- _Task_: From the listing that follows, extract every line and set it down unaltered.

- _Stored rows_:
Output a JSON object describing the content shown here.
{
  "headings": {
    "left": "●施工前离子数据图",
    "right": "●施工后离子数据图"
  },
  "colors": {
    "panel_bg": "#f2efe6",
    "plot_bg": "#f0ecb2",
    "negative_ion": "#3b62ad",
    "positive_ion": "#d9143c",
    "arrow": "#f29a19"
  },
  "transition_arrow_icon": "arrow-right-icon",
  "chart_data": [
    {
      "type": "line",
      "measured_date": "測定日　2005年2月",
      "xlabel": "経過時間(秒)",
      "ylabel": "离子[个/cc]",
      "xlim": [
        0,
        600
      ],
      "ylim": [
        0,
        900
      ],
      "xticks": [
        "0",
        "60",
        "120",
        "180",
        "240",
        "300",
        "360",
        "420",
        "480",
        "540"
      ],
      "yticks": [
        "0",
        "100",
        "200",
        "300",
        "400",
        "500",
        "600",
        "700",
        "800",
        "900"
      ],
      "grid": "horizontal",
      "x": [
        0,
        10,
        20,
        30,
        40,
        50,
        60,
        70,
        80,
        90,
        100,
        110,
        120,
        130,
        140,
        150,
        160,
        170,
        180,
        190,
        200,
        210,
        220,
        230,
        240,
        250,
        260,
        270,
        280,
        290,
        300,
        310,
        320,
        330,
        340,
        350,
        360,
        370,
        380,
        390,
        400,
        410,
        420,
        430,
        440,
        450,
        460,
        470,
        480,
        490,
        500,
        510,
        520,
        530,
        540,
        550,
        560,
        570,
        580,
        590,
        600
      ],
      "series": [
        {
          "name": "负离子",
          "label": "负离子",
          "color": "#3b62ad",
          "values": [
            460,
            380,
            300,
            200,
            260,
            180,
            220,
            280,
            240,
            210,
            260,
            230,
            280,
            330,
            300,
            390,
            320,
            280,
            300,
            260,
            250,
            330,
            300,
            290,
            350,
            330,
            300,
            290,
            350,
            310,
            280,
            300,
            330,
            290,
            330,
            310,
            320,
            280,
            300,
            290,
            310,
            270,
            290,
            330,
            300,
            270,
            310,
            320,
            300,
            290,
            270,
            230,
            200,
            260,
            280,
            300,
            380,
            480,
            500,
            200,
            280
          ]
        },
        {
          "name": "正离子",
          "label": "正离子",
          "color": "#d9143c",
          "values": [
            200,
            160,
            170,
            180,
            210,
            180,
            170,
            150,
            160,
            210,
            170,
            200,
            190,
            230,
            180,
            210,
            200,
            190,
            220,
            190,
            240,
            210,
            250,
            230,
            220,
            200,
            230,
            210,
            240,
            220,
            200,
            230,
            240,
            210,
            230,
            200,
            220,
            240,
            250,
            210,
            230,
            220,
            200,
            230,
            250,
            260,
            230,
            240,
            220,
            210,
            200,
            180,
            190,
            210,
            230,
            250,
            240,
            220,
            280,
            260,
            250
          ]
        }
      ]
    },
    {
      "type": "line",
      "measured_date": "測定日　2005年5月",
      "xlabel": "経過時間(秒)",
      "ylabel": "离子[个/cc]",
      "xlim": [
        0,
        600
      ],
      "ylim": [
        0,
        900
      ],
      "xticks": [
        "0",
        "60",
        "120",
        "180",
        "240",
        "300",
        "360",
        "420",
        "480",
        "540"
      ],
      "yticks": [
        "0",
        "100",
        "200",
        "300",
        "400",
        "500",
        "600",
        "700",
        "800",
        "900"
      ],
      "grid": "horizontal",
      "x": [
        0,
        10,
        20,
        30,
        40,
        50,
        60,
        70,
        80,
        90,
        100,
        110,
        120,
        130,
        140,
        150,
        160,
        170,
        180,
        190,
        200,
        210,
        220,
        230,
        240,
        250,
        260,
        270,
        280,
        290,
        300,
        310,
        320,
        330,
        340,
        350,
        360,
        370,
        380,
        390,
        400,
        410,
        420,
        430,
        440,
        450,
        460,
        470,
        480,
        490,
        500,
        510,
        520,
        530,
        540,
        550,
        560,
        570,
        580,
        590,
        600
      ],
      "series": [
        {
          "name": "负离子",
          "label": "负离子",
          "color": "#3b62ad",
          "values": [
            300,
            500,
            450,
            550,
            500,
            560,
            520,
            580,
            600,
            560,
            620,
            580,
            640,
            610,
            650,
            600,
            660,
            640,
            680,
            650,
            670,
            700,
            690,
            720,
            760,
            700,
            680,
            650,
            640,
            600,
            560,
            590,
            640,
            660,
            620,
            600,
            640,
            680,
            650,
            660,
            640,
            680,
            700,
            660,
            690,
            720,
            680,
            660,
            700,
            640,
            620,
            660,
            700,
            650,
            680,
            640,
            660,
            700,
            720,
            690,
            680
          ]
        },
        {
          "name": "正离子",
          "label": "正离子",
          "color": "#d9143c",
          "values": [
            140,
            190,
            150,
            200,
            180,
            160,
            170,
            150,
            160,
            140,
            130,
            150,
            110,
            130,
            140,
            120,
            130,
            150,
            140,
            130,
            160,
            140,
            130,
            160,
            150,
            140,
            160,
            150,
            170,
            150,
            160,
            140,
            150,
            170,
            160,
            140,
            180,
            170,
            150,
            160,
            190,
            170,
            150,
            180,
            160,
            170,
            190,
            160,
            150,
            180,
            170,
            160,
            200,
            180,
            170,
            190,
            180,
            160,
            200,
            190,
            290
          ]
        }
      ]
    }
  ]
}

- _Reply to the task_:
Output a JSON object describing the content shown here.
{
  "headings": {
    "left": "●施工前离子数据图",
    "right": "●施工后离子数据图"
  },
  "colors": {
    "panel_bg": "#f2efe6",
    "plot_bg": "#f0ecb2",
    "negative_ion": "#3b62ad",
    "positive_ion": "#d9143c",
    "arrow": "#f29a19"
  },
  "transition_arrow_icon": "arrow-right-icon",
  "chart_data": [
    {
      "type": "line",
      "measured_date": "測定日　2005年2月",
      "xlabel": "経過時間(秒)",
      "ylabel": "离子[个/cc]",
      "xlim": [
        0,
        600
      ],
      "ylim": [
        0,
        900
      ],
      "xticks": [
        "0",
        "60",
        "120",
        "180",
        "240",
        "300",
        "360",
        "420",
        "480",
        "540"
      ],
      "yticks": [
        "0",
        "100",
        "200",
        "300",
        "400",
        "500",
        "600",
        "700",
        "800",
        "900"
      ],
      "grid": "horizontal",
      "x": [
        0,
        10,
        20,
        30,
        40,
        50,
        60,
        70,
        80,
        90,
        100,
        110,
        120,
        130,
        140,
        150,
        160,
        170,
        180,
        190,
        200,
        210,
        220,
        230,
        240,
        250,
        260,
        270,
        280,
        290,
        300,
        310,
        320,
        330,
        340,
        350,
        360,
        370,
        380,
        390,
        400,
        410,
        420,
        430,
        440,
        450,
        460,
        470,
        480,
        490,
        500,
        510,
        520,
        530,
        540,
        550,
        560,
        570,
        580,
        590,
        600
      ],
      "series": [
        {
          "name": "负离子",
          "label": "负离子",
          "color": "#3b62ad",
          "values": [
            460,
            380,
            300,
            200,
            260,
            180,
            220,
            280,
            240,
            210,
            260,
            230,
            280,
            330,
            300,
            390,
            320,
            280,
            300,
            260,
            250,
            330,
            300,
            290,
            350,
            330,
            300,
            290,
            350,
            310,
            280,
            300,
            330,
            290,
            330,
            310,
            320,
            280,
            300,
            290,
            310,
            270,
            290,
            330,
            300,
            270,
            310,
            320,
            300,
            290,
            270,
            230,
            200,
            260,
            280,
            300,
            380,
            480,
            500,
            200,
            280
          ]
        },
        {
          "name": "正离子",
          "label": "正离子",
          "color": "#d9143c",
          "values": [
            200,
            160,
            170,
            180,
            210,
            180,
            170,
            150,
            160,
            210,
            170,
            200,
            190,
            230,
            180,
            210,
            200,
            190,
            220,
            190,
            240,
            210,
            250,
            230,
            220,
            200,
            230,
            210,
            240,
            220,
            200,
            230,
            240,
            210,
            230,
            200,
            220,
            240,
            250,
            210,
            230,
            220,
            200,
            230,
            250,
            260,
            230,
            240,
            220,
            210,
            200,
            180,
            190,
            210,
            230,
            250,
            240,
            220,
            280,
            260,
            250
          ]
        }
      ]
    },
    {
      "type": "line",
      "measured_date": "測定日　2005年5月",
      "xlabel": "経過時間(秒)",
      "ylabel": "离子[个/cc]",
      "xlim": [
        0,
        600
      ],
      "ylim": [
        0,
        900
      ],
      "xticks": [
        "0",
        "60",
        "120",
        "180",
        "240",
        "300",
        "360",
        "420",
        "480",
        "540"
      ],
      "yticks": [
        "0",
        "100",
        "200",
        "300",
        "400",
        "500",
        "600",
        "700",
        "800",
        "900"
      ],
      "grid": "horizontal",
      "x": [
        0,
        10,
        20,
        30,
        40,
        50,
        60,
        70,
        80,
        90,
        100,
        110,
        120,
        130,
        140,
        150,
        160,
        170,
        180,
        190,
        200,
        210,
        220,
        230,
        240,
        250,
        260,
        270,
        280,
        290,
        300,
        310,
        320,
        330,
        340,
        350,
        360,
        370,
        380,
        390,
        400,
        410,
        420,
        430,
        440,
        450,
        460,
        470,
        480,
        490,
        500,
        510,
        520,
        530,
        540,
        550,
        560,
        570,
        580,
        590,
        600
      ],
      "series": [
        {
          "name": "负离子",
          "label": "负离子",
          "color": "#3b62ad",
          "values": [
            300,
            500,
            450,
            550,
            500,
            560,
            520,
            580,
            600,
            560,
            620,
            580,
            640,
            610,
            650,
            600,
            660,
            640,
            680,
            650,
            670,
            700,
            690,
            720,
            760,
            700,
            680,
            650,
            640,
            600,
            560,
            590,
            640,
            660,
            620,
            600,
            640,
            680,
            650,
            660,
            640,
            680,
            700,
            660,
            690,
            720,
            680,
            660,
            700,
            640,
            620,
            660,
            700,
            650,
            680,
            640,
            660,
            700,
            720,
            690,
            680
          ]
        },
        {
          "name": "正离子",
          "label": "正离子",
          "color": "#d9143c",
          "values": [
            140,
            190,
            150,
            200,
            180,
            160,
            170,
            150,
            160,
            140,
            130,
            150,
            110,
            130,
            140,
            120,
            130,
            150,
            140,
            130,
            160,
            140,
            130,
            160,
            150,
            140,
            160,
            150,
            170,
            150,
            160,
            140,
            150,
            170,
            160,
            140,
            180,
            170,
            150,
            160,
            190,
            170,
            150,
            180,
            160,
            170,
            190,
            160,
            150,
            180,
            170,
            160,
            200,
            180,
            170,
            190,
            180,
            160,
            200,
            190,
            290
          ]
        }
      ]
    }
  ]
}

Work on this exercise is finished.